[A run of records]
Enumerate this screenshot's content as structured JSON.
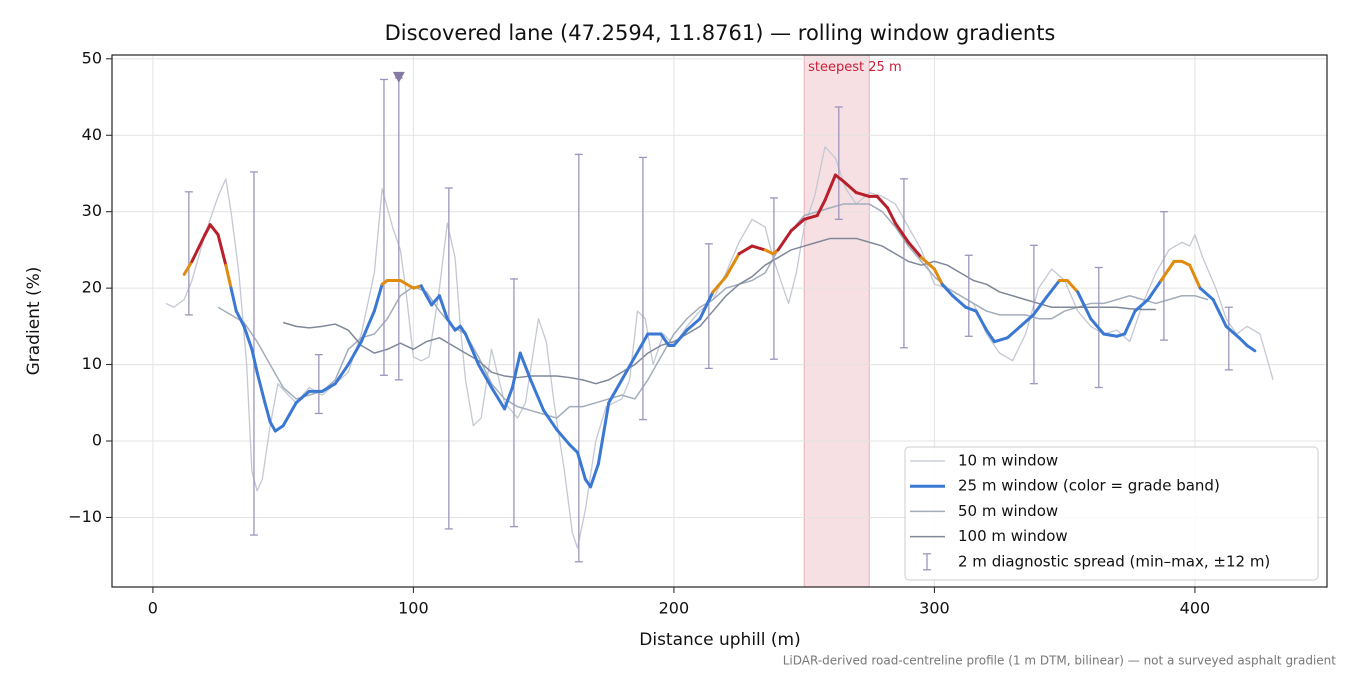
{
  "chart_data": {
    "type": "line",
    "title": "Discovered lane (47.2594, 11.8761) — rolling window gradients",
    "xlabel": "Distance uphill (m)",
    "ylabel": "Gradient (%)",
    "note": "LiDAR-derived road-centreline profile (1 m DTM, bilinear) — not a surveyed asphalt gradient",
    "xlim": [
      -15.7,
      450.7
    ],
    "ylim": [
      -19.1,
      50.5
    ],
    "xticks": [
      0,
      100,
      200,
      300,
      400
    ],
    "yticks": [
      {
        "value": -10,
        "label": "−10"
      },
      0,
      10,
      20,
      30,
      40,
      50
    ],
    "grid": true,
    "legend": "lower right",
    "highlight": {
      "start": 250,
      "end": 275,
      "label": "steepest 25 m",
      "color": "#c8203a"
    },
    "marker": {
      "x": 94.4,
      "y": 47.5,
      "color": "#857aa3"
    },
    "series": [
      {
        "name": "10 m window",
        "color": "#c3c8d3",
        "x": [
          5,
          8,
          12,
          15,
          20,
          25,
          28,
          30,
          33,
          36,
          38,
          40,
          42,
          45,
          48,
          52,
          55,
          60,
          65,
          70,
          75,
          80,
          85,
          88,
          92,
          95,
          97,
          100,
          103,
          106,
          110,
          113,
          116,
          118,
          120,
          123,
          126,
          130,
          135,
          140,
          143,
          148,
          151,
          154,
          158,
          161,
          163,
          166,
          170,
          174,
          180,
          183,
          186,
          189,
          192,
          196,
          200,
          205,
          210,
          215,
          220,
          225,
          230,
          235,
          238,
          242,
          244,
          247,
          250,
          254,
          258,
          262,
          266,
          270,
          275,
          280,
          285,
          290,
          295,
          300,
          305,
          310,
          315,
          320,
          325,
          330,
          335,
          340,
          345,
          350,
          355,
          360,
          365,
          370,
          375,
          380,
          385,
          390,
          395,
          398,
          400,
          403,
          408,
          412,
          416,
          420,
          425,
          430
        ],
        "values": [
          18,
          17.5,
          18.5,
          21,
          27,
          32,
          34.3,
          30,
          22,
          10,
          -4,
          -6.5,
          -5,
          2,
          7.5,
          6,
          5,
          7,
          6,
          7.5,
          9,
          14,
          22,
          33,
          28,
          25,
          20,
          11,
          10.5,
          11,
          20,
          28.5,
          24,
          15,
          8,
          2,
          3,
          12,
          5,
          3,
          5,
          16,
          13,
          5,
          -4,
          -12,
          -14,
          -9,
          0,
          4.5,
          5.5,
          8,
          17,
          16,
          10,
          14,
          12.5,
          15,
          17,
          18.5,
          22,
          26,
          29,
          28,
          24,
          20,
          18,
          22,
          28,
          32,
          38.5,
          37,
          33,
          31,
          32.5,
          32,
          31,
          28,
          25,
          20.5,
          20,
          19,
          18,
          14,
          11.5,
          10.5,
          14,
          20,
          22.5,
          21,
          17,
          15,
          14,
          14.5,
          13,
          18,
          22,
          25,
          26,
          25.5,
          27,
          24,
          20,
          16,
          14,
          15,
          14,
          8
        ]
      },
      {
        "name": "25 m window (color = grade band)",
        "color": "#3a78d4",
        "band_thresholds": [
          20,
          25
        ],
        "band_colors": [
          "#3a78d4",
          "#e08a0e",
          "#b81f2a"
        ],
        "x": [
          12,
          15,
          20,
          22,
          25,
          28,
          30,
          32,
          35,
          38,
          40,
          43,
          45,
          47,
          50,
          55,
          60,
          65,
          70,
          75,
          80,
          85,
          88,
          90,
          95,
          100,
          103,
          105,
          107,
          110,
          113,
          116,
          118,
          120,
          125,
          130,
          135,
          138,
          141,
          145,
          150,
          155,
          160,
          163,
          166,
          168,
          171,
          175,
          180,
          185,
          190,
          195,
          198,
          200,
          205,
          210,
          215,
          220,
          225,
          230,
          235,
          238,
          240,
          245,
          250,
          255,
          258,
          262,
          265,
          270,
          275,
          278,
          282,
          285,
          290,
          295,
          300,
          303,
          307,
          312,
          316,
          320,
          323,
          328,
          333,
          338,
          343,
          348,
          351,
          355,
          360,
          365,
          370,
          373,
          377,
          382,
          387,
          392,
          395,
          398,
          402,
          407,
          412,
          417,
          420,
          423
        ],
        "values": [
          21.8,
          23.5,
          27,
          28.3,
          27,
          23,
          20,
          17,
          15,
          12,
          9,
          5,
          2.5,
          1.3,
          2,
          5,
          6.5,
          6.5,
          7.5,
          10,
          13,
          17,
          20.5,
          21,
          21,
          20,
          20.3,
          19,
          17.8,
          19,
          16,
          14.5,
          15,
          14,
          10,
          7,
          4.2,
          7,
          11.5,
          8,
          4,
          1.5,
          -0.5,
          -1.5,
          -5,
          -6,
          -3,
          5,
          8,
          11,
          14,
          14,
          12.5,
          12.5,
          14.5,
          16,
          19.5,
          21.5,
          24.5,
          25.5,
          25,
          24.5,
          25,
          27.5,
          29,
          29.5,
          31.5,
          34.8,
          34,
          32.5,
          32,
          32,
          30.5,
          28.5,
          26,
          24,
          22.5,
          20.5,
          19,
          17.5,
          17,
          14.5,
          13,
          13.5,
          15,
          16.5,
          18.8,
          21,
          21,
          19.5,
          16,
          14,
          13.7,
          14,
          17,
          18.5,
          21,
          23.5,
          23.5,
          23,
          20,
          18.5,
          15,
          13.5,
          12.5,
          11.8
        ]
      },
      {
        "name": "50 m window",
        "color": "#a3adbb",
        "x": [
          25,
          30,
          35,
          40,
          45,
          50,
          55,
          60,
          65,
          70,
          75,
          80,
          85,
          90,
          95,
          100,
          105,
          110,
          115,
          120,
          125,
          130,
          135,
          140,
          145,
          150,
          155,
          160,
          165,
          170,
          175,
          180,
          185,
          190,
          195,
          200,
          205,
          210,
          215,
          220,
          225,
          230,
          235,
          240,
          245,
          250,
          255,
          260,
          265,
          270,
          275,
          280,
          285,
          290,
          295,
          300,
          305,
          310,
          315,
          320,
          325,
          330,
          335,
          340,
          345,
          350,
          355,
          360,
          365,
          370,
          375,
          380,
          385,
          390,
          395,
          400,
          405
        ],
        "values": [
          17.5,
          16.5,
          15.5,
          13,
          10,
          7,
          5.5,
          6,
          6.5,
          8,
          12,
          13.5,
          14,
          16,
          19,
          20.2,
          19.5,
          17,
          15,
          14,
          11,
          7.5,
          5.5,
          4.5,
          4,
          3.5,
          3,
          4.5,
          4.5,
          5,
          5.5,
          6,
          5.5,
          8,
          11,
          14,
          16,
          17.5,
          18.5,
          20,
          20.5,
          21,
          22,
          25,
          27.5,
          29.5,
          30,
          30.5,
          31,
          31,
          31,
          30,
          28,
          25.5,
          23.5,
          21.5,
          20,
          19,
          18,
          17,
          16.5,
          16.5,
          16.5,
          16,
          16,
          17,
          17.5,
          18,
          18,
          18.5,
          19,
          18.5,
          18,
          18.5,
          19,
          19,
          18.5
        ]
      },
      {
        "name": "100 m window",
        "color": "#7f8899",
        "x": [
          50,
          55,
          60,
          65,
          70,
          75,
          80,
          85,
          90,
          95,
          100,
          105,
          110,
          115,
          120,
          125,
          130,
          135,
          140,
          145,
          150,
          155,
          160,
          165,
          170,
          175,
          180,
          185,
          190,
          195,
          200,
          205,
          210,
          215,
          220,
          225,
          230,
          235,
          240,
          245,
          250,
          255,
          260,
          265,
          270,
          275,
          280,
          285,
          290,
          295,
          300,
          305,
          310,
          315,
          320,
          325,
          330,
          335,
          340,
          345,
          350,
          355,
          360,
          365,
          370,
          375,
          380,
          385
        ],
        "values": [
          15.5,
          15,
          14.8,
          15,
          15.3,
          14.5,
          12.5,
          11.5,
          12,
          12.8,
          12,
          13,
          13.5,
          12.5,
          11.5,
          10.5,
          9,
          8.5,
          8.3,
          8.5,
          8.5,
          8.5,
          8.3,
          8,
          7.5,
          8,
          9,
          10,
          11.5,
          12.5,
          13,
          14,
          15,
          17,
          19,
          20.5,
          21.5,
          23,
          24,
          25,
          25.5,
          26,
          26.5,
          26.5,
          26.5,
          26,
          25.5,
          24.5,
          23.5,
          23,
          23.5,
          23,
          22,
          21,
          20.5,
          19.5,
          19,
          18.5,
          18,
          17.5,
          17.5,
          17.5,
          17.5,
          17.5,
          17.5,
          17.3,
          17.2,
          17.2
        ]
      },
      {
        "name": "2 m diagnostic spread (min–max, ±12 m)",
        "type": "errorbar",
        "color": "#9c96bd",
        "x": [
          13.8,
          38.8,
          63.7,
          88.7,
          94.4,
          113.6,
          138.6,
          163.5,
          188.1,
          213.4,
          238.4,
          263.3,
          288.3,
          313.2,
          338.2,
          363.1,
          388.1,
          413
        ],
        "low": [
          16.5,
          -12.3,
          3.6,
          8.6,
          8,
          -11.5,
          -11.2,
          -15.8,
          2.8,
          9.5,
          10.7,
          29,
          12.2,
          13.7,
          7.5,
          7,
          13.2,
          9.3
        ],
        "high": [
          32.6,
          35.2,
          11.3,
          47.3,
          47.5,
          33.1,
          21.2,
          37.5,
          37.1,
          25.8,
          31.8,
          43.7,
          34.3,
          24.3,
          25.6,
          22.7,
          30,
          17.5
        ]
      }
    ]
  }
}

> _PROMPT_:
Locate each line with the word "name" and copy it.

> _RESULT OF THIS TASK_:
        "name": "10 m window",
        "name": "25 m window (color = grade band)",
        "name": "50 m window",
        "name": "100 m window",
        "name": "2 m diagnostic spread (min–max, ±12 m)",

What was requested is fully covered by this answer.